▶ **Short problem**:
Copy every record below exactly.

▶ **Exercise input**:
★ ★ ★ ★
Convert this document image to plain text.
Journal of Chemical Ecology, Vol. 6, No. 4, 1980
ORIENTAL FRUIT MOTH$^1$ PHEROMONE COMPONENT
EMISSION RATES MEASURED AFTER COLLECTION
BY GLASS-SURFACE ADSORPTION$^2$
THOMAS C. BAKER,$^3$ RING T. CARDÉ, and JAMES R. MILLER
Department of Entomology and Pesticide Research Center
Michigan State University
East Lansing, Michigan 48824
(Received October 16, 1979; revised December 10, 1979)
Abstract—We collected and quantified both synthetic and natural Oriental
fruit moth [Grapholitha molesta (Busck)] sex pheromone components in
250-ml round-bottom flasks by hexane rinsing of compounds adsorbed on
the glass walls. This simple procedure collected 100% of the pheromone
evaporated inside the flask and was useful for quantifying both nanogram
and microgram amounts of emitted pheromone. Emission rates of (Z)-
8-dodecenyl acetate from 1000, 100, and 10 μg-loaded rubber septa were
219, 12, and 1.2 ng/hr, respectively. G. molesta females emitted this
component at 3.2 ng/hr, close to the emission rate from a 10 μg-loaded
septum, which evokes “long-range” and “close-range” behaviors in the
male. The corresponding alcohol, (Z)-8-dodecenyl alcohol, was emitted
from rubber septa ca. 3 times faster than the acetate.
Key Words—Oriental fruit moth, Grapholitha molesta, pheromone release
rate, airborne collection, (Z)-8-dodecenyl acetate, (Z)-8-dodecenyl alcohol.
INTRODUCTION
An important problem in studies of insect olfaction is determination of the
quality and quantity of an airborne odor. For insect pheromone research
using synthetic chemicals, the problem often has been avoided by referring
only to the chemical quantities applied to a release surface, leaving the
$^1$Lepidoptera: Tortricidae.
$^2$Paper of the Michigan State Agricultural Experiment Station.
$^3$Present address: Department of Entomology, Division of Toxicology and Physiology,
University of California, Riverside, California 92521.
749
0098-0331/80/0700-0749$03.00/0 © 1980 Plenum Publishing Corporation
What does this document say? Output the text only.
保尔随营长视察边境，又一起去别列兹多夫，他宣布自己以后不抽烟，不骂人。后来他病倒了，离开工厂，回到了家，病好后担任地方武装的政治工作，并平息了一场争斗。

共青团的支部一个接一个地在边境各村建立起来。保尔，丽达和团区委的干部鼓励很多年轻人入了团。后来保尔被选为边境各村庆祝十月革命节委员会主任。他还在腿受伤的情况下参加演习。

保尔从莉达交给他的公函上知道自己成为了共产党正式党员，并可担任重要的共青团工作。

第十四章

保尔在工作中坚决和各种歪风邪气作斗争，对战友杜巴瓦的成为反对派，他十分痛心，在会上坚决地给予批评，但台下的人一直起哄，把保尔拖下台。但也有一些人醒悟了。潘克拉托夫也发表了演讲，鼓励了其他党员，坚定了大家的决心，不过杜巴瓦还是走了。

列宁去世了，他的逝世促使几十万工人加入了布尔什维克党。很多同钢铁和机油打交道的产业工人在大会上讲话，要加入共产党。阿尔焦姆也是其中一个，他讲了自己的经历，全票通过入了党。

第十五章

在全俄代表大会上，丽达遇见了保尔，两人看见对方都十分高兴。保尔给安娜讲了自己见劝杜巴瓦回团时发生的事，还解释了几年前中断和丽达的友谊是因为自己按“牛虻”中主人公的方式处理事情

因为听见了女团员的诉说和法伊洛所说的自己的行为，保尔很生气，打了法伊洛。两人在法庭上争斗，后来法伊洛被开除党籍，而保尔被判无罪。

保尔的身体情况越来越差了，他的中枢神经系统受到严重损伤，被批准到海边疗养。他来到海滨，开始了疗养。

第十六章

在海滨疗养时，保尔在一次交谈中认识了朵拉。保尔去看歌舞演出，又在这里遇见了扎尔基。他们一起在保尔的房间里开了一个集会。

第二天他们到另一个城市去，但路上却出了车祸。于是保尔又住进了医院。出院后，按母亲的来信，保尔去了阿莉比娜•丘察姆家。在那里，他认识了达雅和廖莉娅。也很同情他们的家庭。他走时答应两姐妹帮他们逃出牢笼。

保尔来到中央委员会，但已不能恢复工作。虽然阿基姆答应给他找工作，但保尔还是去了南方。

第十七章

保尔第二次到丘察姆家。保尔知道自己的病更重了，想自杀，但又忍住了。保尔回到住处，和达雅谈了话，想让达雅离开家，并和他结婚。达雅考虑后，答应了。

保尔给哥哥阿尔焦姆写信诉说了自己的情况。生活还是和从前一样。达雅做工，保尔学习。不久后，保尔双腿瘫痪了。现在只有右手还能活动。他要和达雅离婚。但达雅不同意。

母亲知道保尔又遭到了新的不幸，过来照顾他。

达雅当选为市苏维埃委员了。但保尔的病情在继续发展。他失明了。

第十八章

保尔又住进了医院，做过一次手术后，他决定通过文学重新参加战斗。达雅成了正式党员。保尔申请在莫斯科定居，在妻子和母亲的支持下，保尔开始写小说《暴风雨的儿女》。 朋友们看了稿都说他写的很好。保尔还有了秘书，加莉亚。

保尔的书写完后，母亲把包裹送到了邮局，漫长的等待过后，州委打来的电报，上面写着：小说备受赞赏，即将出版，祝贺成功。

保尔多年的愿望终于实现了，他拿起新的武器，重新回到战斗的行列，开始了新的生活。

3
★ ★ ★ ★
▶ **Right answer**:
Convert this document image to plain text.
Journal of Chemical Ecology, Vol. 6, No. 4, 1980
ORIENTAL FRUIT MOTH$^1$ PHEROMONE COMPONENT
EMISSION RATES MEASURED AFTER COLLECTION
BY GLASS-SURFACE ADSORPTION$^2$
THOMAS C. BAKER,$^3$ RING T. CARDÉ, and JAMES R. MILLER
Department of Entomology and Pesticide Research Center
Michigan State University
East Lansing, Michigan 48824
(Received October 16, 1979; revised December 10, 1979)
Abstract—We collected and quantified both synthetic and natural Oriental
fruit moth [Grapholitha molesta (Busck)] sex pheromone components in
250-ml round-bottom flasks by hexane rinsing of compounds adsorbed on
the glass walls. This simple procedure collected 100% of the pheromone
evaporated inside the flask and was useful for quantifying both nanogram
and microgram amounts of emitted pheromone. Emission rates of (Z)-
8-dodecenyl acetate from 1000, 100, and 10 μg-loaded rubber septa were
219, 12, and 1.2 ng/hr, respectively. G. molesta females emitted this
component at 3.2 ng/hr, close to the emission rate from a 10 μg-loaded
septum, which evokes “long-range” and “close-range” behaviors in the
male. The corresponding alcohol, (Z)-8-dodecenyl alcohol, was emitted
from rubber septa ca. 3 times faster than the acetate.
Key Words—Oriental fruit moth, Grapholitha molesta, pheromone release
rate, airborne collection, (Z)-8-dodecenyl acetate, (Z)-8-dodecenyl alcohol.
INTRODUCTION
An important problem in studies of insect olfaction is determination of the
quality and quantity of an airborne odor. For insect pheromone research
using synthetic chemicals, the problem often has been avoided by referring
only to the chemical quantities applied to a release surface, leaving the
$^1$Lepidoptera: Tortricidae.
$^2$Paper of the Michigan State Agricultural Experiment Station.
$^3$Present address: Department of Entomology, Division of Toxicology and Physiology,
University of California, Riverside, California 92521.
749
0098-0331/80/0700-0749$03.00/0 © 1980 Plenum Publishing Corporation
What does this document say? Output the text only.
保尔随营长视察边境，又一起去别列兹多夫，他宣布自己以后不抽烟，不骂人。后来他病倒了，离开工厂，回到了家，病好后担任地方武装的政治工作，并平息了一场争斗。

共青团的支部一个接一个地在边境各村建立起来。保尔，丽达和团区委的干部鼓励很多年轻人入了团。后来保尔被选为边境各村庆祝十月革命节委员会主任。他还在腿受伤的情况下参加演习。

保尔从莉达交给他的公函上知道自己成为了共产党正式党员，并可担任重要的共青团工作。

第十四章

保尔在工作中坚决和各种歪风邪气作斗争，对战友杜巴瓦的成为反对派，他十分痛心，在会上坚决地给予批评，但台下的人一直起哄，把保尔拖下台。但也有一些人醒悟了。潘克拉托夫也发表了演讲，鼓励了其他党员，坚定了大家的决心，不过杜巴瓦还是走了。

列宁去世了，他的逝世促使几十万工人加入了布尔什维克党。很多同钢铁和机油打交道的产业工人在大会上讲话，要加入共产党。阿尔焦姆也是其中一个，他讲了自己的经历，全票通过入了党。

第十五章

在全俄代表大会上，丽达遇见了保尔，两人看见对方都十分高兴。保尔给安娜讲了自己见劝杜巴瓦回团时发生的事，还解释了几年前中断和丽达的友谊是因为自己按“牛虻”中主人公的方式处理事情

因为听见了女团员的诉说和法伊洛所说的自己的行为，保尔很生气，打了法伊洛。两人在法庭上争斗，后来法伊洛被开除党籍，而保尔被判无罪。

保尔的身体情况越来越差了，他的中枢神经系统受到严重损伤，被批准到海边疗养。他来到海滨，开始了疗养。

第十六章

在海滨疗养时，保尔在一次交谈中认识了朵拉。保尔去看歌舞演出，又在这里遇见了扎尔基。他们一起在保尔的房间里开了一个集会。

第二天他们到另一个城市去，但路上却出了车祸。于是保尔又住进了医院。出院后，按母亲的来信，保尔去了阿莉比娜•丘察姆家。在那里，他认识了达雅和廖莉娅。也很同情他们的家庭。他走时答应两姐妹帮他们逃出牢笼。

保尔来到中央委员会，但已不能恢复工作。虽然阿基姆答应给他找工作，但保尔还是去了南方。

第十七章

保尔第二次到丘察姆家。保尔知道自己的病更重了，想自杀，但又忍住了。保尔回到住处，和达雅谈了话，想让达雅离开家，并和他结婚。达雅考虑后，答应了。

保尔给哥哥阿尔焦姆写信诉说了自己的情况。生活还是和从前一样。达雅做工，保尔学习。不久后，保尔双腿瘫痪了。现在只有右手还能活动。他要和达雅离婚。但达雅不同意。

母亲知道保尔又遭到了新的不幸，过来照顾他。

达雅当选为市苏维埃委员了。但保尔的病情在继续发展。他失明了。

第十八章

保尔又住进了医院，做过一次手术后，他决定通过文学重新参加战斗。达雅成了正式党员。保尔申请在莫斯科定居，在妻子和母亲的支持下，保尔开始写小说《暴风雨的儿女》。 朋友们看了稿都说他写的很好。保尔还有了秘书，加莉亚。

保尔的书写完后，母亲把包裹送到了邮局，漫长的等待过后，州委打来的电报，上面写着：小说备受赞赏，即将出版，祝贺成功。

保尔多年的愿望终于实现了，他拿起新的武器，重新回到战斗的行列，开始了新的生活。

3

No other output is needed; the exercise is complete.